• _Exercise instructions_:
Select every line holding the word "Padankan" and copy it.

(Items listed in a dataset)
----

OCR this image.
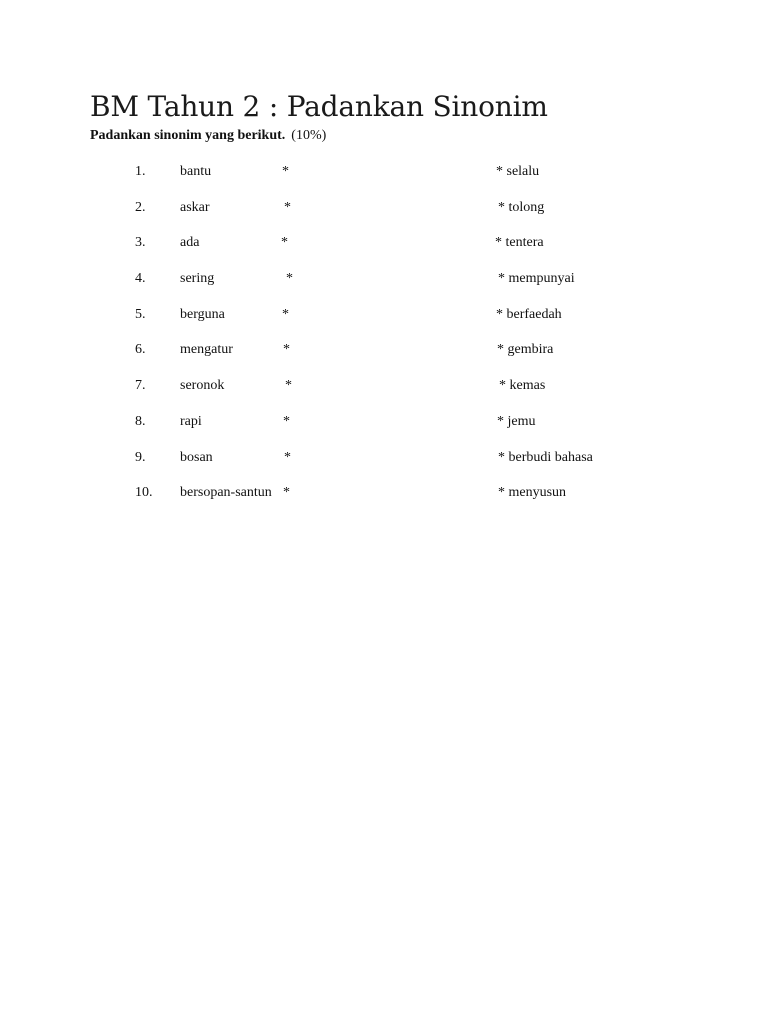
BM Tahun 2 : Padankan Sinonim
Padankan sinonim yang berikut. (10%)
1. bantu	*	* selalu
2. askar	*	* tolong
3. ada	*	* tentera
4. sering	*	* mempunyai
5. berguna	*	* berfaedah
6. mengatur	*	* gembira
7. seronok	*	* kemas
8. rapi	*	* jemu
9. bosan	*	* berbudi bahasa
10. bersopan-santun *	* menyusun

----

• _Exercise output_:
BM Tahun 2 : Padankan Sinonim
Padankan sinonim yang berikut. (10%)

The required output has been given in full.